++++ BRANO PROPOSTO ++++
La colpa. Di chi è la colpa? E’ colpa tua. E’ colpa mia. Ma che cos’e’ la colpa?

Provo a capirlo da quello che si dice in giro. C’entra qualcosa con la responsabilità? O con i doveri? 

La colpa è quando hai sbagliato qualcosa e poi vai in chiesa (o in televisione) e ti confessi. Reciti un mea culpa e tre padre nostro e ti paghi un’indulgenza. Assoluzione, perdono, redenzione e non c’e’ più colpa. Finita, coperta, depistata. Si tratta della colpa con pentimento. Se non ti penti ti tieni la colpa. E se pensi di non avere sbagliato? Vai in chiesa (o in televisione) e ti penti lo stesso. Reciti un mea culpa e tre ave o marie e ti ripaghi l’indulgenza. Tanto alla dogana del paradiso puoi dire tutte le bugie che vuoi. Perché se si mettono a fare i pignoli e a pigliare le impronte digitali lì, finisce che non passa più nessuno.

E la responsabilità? Che cos’e’ la responsabilità?

Mah! Forse si tratta di una cosa che ha a che fare con le tasse. La vaneggiata responsabilità per le future generazioni. Oppure è il mestiere dei responsabili di qualcosa. C’e’ il responsabile d’impresa, quello di progetto, quello dell’ufficio dove ci sono i dipendenti irresponsabili e IL dipendente responsabile. Un unico possente, mitologico animale da scrivania con occhi a raggi infrarossi e orecchie bioniche.

Ci sono infatti le relazioni scritte dal responsabile di area che poi è uno che dice che qui, qui e qui è roba sua e la responsa lui. Si può dire responsare? No. Si dice Essere Responsabili. Sottinteso: essere responsabili di qualcosa o di qualcuno. Cioè: se sbagli paghi. Se sbaglia il tuo subordinato paga lui e paghi anche tu. Se sbaglia il presidente di un partito o di una grossa azienda invece paga la segretaria.

Perché la responsabilità diminuisce dove si comincia a parlare di colpa. E la colpa aumenta dove ci si vuole scrollare di dosso la responsabilità delle proprie azioni. Si parla di responsabilità degli oppressi e non degli oppressori. In quel caso ci sono errori dei singoli e non responsabilità di categoria, area, dei “responsabili” degli oppressori. C’e’ poi un punto a partire dal quale la responsabilità diventa persino reato. Ricchi e potenti si comprano immunità e indulgenze e vanno avanti. Poveri e sfigati “devono convivere con le proprie colpe” e siccome non possono comprare l’indulgenza e non si possono permettere neppure un buon avvocato allora non gli resta che la galera.
++++ MATERIALE DI LAVORO ++++
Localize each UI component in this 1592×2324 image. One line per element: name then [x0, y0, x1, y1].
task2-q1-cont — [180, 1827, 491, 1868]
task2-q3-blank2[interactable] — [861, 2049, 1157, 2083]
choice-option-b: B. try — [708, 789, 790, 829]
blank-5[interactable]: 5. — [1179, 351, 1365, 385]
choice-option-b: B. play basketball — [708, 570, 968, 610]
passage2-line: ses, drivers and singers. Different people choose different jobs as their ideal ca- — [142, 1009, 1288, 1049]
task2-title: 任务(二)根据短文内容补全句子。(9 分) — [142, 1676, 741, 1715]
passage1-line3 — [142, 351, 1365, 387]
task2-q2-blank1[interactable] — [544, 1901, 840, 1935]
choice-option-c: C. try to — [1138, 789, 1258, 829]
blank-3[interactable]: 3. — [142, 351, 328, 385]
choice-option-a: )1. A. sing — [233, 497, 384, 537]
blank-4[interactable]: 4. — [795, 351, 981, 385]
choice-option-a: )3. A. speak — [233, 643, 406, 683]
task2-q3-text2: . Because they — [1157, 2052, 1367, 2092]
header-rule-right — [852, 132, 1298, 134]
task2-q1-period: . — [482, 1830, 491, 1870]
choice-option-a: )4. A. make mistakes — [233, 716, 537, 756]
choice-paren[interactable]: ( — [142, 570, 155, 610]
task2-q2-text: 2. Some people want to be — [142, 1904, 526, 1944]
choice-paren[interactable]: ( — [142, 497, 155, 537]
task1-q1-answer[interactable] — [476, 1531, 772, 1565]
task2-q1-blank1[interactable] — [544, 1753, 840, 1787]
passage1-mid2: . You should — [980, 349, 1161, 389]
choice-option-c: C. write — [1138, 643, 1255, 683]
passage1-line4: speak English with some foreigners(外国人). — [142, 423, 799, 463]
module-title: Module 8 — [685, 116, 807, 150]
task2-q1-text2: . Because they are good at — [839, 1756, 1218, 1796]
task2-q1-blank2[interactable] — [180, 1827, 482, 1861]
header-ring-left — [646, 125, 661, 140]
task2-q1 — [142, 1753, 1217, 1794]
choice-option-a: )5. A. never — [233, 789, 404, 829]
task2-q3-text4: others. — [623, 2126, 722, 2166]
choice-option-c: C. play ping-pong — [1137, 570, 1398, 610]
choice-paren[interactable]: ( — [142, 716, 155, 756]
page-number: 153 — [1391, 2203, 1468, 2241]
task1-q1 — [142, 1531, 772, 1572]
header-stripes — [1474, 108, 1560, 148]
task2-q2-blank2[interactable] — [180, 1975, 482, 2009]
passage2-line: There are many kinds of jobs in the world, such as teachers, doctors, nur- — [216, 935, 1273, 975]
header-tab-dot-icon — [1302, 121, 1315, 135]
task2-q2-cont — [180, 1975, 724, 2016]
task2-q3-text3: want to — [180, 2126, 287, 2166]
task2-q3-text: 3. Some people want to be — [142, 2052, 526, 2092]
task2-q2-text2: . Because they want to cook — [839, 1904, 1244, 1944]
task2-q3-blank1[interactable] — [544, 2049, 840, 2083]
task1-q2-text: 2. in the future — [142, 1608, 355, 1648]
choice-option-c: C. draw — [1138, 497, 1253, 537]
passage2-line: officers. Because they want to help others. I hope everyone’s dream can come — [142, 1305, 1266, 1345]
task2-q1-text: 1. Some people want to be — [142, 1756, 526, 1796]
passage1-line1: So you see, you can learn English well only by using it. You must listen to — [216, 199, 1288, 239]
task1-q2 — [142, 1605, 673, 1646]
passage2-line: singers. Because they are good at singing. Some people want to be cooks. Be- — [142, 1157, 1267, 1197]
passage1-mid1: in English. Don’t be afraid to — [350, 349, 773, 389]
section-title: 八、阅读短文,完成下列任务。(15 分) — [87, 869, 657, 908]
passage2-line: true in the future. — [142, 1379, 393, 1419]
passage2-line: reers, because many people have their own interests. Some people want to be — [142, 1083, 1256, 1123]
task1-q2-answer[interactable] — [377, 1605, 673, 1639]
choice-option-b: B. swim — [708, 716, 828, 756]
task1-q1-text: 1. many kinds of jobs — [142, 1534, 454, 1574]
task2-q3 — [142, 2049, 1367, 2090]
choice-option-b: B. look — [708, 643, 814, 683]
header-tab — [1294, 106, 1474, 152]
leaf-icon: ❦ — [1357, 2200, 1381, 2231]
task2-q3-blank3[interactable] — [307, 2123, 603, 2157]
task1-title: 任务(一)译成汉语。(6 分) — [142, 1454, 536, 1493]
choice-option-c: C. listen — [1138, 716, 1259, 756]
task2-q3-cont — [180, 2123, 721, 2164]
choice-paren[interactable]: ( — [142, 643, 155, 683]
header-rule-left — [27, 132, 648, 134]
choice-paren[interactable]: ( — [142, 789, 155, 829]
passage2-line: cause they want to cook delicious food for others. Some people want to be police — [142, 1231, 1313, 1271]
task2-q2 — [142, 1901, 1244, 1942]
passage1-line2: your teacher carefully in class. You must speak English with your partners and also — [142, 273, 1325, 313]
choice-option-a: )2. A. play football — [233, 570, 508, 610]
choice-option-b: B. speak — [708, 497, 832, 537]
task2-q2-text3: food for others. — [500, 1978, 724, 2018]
++++
**DA SVOLGERE**:
1. Ricopi il passo del brano sulla colpa dalle parole "Perché la responsabilità" fino alle parole "che la galera." comprese.
2. Converta in una lista JSON di stringhe soltanto le righe delle voci dalla prima fino alla riga con "choice-option-c: C. try" inclusa, una stringa per riga e senza le righe vuote.

**RISPOSTE**:
1.
Perché la responsabilità diminuisce dove si comincia a parlare di colpa. E la colpa aumenta dove ci si vuole scrollare di dosso la responsabilità delle proprie azioni. Si parla di responsabilità degli oppressi e non degli oppressori. In quel caso ci sono errori dei singoli e non responsabilità di categoria, area, dei “responsabili” degli oppressori. C’e’ poi un punto a partire dal quale la responsabilità diventa persino reato. Ricchi e potenti si comprano immunità e indulgenze e vanno avanti. Poveri e sfigati “devono convivere con le proprie colpe” e siccome non possono comprare l’indulgenza e non si possono permettere neppure un buon avvocato allora non gli resta che la galera.

2.
[
  "Localize each UI component in this 1592×2324 image. One line per element: name then [x0, y0, x1, y1].",
  "task2-q1-cont — [180, 1827, 491, 1868]",
  "task2-q3-blank2[interactable] — [861, 2049, 1157, 2083]",
  "choice-option-b: B. try — [708, 789, 790, 829]",
  "blank-5[interactable]: 5. — [1179, 351, 1365, 385]",
  "choice-option-b: B. play basketball — [708, 570, 968, 610]",
  "passage2-line: ses, drivers and singers. Different people choose different jobs as their ideal ca- — [142, 1009, 1288, 1049]",
  "task2-title: 任务(二)根据短文内容补全句子。(9 分) — [142, 1676, 741, 1715]",
  "passage1-line3 — [142, 351, 1365, 387]",
  "task2-q2-blank1[interactable] — [544, 1901, 840, 1935]",
  "choice-option-c: C. try to — [1138, 789, 1258, 829]"
]